(Esercizi da svolgere):
(1) Quali opere di Philip Roth vengono citate per titolo nell'articolo su «I fatti» di Roth?
(2) Scrivi il seguito dell'articolo su «I fatti» di Roth, a partire dall'ultima frase riportata.

(Testo di partenza):
18°

30°

Arte-Cultura

Roth, memoria e libertà

Roth, memoria e libertà
Ricevi gratis le news
0

Stefano Lecchini

Nel gran discorrere di autofiction che si è fatto sui nostri giornali in questi mesi, sulla scorta non solo di «Limonov» e degli altri Carrère ma anche degli ultimi Trevi, Siti, Magrelli e del «Diario d’inverno» di Auster, è singolare che a nessuno sia venuto in mente di citare «I fatti» di Philip Roth, testo che pure il lettore italiano già conosceva per essere stato edito una prima volta, da noi, nel 1989 – a un anno esatto dall’uscita negli USA. «I fatti», ora ritradotto per Einaudi da quella garanzia che si chiama Vincenzo Mantovani, non è, a rigore, neppure semplice autofiction (d’altronde, in senso lato, tutti i romanzi di Roth lo sono); non semplice autofiction, ma autofiction al quadrato, meta-autofiction: giacché è proprio sulla trasfigurazione letteraria della propria biografia - sulle ragioni e le dinamiche che tale trasformazione producono – che, in queste pagine, spietatamente ci si interroga. Intanto, come poi solo in quel passaggio cruciale che sarà, tre anni più tardi, «Patrimonio», Roth scrive qui in prima persona, col proprio nome e cognome: e in tal modo rinuncia alle maschere (Zuckerman, Kepesh, Tarnopol, Portnoy) con cui fino a quell'anno ha scavato impunemente nel proprio vissuto setacciandone e rilanciandone gli anfratti più inconfessabili – che proprio la distanza dovuta al camuffamento nei panni dei propri alter ego gli ha permesso di portare alla luce. 
Ma attenzione: a chi scrive? Geniale paradosso: scrive a Zuckerman, che di queste maschere letterarie è, evidentemente già nell’'88, la più assidua se non la più intima. L’occasione gli è dettata dalla necessità di ricostruire la propria identità (dunque, la propria vita) andata in pezzi in seguito a un lungo esaurimento nervoso: finito il carburante, occorre tornare al pozzo originario, per «fare il pieno alla magica pompa del sangue» - e ritrovare finalmente «le nude ossa, la struttura di una vita senza la finzione». La strategia sarà quella di esporre «i fatti» così come sono andati: la verità, la pura «datità» dei fatti, nel tentativo di enuclearne un qualche disegno capace di metterne a fuoco la sigla o il destino. E’ a questo punto che il buon lettore di Roth riconoscerà, per dir così, il «negativo» di opere già all’epoca giustamente famose come «Goodbye, Columbus» e «Difensore della fede» (racconti da cui prende l’abbrivio una carriera esemplare) o «La mia vita di uomo» o «Quando lei era buona». Ci sono le donne, con la loro vera storia; c'è soprattutto Josie, la ragazza bionda, infantile e sbarazzina seppur di qualche anno più vecchia, con cui Roth resterà sposato fino al 1962 in un gioco al massacro ove il rispecchiamento reciproco delle proprio debolezze e della propria sete di indipendenza corre sul filo estremo del pericolo.

(Estratti del dataset):
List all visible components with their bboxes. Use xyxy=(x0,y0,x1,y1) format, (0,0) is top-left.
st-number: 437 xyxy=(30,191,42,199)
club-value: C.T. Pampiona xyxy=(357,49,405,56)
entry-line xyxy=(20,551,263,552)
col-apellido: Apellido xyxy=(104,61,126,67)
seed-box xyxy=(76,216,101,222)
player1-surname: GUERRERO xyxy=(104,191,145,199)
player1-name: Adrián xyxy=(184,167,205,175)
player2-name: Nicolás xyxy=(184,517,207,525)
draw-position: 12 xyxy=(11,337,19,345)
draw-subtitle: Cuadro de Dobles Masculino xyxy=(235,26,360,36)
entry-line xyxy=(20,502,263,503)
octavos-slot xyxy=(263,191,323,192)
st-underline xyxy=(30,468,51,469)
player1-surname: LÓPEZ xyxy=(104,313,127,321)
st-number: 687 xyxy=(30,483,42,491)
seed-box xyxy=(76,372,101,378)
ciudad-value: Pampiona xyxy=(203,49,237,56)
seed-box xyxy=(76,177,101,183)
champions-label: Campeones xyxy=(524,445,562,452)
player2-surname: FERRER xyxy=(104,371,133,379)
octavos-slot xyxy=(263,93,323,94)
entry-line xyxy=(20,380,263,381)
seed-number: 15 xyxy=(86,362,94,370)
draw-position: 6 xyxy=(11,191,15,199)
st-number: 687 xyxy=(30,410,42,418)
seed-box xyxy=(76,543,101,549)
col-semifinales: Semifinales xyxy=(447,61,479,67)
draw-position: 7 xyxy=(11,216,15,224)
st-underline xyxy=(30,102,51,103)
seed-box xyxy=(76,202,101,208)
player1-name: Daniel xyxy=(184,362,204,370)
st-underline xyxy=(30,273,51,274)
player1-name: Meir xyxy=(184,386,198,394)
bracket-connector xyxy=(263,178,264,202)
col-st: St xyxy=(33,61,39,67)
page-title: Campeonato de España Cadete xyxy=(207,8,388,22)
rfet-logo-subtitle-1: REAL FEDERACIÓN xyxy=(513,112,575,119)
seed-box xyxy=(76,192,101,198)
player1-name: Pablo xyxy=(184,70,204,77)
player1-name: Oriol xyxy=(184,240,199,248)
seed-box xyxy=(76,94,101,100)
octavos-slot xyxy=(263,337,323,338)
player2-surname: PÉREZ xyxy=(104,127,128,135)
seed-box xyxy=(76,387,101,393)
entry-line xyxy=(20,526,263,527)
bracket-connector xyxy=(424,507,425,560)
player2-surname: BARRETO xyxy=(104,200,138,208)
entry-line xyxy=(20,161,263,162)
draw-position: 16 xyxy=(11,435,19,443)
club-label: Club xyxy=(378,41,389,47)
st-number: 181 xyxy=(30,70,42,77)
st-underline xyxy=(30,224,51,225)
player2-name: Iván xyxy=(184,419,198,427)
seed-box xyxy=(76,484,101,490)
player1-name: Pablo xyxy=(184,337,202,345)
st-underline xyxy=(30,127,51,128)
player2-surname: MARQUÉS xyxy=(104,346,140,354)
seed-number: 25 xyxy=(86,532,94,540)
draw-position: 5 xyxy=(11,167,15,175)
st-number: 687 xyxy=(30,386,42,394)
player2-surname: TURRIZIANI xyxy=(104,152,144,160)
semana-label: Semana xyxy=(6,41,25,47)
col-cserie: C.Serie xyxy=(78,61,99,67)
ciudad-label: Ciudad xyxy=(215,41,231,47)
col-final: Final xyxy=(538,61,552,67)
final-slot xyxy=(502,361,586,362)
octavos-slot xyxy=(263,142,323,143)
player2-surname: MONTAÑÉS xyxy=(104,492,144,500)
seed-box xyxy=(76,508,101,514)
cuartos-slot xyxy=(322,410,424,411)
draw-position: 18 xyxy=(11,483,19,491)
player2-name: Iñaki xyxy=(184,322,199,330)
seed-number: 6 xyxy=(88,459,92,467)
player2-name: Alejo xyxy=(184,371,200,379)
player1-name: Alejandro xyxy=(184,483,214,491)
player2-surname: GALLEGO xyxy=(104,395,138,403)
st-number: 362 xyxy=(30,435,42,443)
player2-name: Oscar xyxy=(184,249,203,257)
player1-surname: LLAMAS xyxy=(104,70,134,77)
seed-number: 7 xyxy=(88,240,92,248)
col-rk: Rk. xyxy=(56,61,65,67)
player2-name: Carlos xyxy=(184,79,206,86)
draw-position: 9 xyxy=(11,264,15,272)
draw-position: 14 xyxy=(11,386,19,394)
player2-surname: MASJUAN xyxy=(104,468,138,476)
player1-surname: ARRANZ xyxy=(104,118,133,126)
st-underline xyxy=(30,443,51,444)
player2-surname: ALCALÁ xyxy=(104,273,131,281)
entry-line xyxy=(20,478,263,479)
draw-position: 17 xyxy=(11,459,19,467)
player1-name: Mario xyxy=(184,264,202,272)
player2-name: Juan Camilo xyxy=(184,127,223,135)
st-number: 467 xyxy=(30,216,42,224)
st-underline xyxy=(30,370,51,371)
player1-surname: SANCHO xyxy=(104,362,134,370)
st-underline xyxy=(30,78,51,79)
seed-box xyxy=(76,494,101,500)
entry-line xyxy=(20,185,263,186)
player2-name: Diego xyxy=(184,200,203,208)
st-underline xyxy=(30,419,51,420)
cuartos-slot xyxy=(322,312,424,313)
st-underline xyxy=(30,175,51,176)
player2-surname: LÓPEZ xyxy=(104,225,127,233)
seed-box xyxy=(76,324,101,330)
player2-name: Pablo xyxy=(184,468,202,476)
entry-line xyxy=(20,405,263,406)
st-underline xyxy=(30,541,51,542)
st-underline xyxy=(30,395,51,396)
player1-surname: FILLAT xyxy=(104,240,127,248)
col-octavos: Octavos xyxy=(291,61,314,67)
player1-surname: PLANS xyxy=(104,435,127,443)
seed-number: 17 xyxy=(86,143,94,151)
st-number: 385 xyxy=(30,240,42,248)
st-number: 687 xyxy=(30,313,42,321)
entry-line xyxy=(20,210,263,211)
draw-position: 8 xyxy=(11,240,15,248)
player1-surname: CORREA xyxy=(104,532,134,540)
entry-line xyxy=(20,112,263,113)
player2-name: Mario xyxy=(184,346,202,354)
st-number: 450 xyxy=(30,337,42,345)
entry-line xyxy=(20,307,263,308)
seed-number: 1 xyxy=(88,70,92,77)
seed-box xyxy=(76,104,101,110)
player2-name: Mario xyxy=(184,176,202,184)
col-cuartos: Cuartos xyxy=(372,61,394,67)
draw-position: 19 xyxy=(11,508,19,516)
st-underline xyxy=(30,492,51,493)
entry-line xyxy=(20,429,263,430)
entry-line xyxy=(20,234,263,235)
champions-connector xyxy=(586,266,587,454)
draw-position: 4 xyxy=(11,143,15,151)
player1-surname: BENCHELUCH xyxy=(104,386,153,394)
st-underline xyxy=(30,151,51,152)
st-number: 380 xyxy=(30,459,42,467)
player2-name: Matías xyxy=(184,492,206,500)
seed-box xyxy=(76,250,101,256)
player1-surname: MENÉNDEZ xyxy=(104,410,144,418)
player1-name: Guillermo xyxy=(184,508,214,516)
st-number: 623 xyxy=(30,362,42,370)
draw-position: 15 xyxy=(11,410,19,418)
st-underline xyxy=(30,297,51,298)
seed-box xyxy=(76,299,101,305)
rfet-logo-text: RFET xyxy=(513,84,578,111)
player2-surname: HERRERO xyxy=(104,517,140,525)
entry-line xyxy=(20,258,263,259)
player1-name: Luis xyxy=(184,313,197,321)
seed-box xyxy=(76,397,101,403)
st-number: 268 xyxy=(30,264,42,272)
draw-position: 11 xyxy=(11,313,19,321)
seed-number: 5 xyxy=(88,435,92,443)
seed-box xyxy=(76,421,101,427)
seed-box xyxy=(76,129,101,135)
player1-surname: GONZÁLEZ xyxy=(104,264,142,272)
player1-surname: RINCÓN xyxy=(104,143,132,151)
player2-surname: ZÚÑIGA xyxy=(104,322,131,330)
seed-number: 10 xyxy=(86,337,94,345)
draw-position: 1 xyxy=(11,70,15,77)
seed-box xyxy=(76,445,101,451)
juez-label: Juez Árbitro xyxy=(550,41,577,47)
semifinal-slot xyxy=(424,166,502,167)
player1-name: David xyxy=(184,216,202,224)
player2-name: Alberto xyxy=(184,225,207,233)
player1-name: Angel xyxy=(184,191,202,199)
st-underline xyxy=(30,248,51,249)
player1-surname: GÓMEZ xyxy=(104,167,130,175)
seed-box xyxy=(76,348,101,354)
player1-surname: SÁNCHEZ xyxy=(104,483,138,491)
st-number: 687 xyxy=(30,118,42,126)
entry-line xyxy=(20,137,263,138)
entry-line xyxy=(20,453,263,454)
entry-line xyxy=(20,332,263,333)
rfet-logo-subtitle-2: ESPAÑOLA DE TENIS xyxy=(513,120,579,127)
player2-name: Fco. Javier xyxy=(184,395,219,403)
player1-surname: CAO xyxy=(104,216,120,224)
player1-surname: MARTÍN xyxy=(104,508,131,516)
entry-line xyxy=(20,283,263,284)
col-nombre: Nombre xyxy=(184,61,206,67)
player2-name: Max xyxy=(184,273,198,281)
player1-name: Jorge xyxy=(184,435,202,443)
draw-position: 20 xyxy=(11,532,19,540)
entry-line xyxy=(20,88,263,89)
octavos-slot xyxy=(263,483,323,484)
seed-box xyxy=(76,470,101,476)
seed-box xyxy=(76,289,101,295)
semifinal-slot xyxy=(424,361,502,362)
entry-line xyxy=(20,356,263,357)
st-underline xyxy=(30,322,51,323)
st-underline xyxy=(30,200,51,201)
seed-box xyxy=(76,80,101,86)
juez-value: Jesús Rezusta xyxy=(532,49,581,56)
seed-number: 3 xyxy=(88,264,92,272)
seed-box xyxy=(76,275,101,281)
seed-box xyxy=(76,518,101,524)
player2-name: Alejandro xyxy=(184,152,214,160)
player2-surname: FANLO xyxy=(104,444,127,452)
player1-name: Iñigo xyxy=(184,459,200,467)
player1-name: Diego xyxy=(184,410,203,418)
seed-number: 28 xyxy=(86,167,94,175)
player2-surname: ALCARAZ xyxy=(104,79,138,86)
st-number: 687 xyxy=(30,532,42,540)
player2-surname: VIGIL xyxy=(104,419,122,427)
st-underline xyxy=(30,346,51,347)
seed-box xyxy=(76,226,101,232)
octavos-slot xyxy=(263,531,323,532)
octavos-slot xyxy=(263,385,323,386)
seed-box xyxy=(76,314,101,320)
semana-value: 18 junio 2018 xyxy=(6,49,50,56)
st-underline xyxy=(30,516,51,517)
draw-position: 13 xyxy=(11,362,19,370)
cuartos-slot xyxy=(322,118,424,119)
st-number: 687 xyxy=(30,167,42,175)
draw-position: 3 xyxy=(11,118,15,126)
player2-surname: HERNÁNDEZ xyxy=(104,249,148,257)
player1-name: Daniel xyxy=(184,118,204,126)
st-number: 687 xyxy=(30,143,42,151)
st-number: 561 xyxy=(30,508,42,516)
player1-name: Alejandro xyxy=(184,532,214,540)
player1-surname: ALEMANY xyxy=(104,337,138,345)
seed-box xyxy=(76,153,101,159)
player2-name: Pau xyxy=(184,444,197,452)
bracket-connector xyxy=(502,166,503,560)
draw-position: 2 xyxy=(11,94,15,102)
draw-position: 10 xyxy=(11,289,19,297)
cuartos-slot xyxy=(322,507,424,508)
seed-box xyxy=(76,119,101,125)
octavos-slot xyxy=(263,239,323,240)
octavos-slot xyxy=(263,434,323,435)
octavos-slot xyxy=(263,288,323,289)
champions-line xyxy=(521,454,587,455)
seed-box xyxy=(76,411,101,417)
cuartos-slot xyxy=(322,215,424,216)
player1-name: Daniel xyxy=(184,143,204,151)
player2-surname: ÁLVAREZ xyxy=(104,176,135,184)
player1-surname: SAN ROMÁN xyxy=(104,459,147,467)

(Soluzioni):
(1)
- «I fatti»
- «Patrimonio»
- «Goodbye, Columbus»
- «Difensore della fede»
- «La mia vita di uomo»
- «Quando lei era buona»

(2)
 C'è ancora, e agli occhi dell’autobiografo pare fondamentale, il cammino – spavaldo e tribolato ad un tempo – sul sentiero della libertà e dell’affermazione: libertà, anzitutto, dalle pastoie di una famiglia e di un’appartenenza religiosa troppo tradizionali, il peso delle quali, sempre agli occhi dell’autobiografo, rischia di non far circolare nemmeno un refolo di quell'aria di cui ogni vita ha bisogno. Benché poi, anche malgrado Portnoy, nessuno strappo definitivo in realtà sia possibile (e forse nemmeno tanto vagheggiato): «Da bambino credevo ingenuamente che avrei sempre avuto un padre al fianco, e la verità sembra essere che sempre lo avrò. Per quanto difficili possano essere stati a volte i nostri rapporti, esposti a divergenze di opinioni, a false aspettative, a esperienze dell’America radicalmente diverse, messi a dura prova dalla collisione di due nature impazienti e altrettanto caparbie, e guastati dalla goffaggine maschile, il nostro legame è stato onnipresente». Zuckerman legge, legge tutto due volte, e disapprova.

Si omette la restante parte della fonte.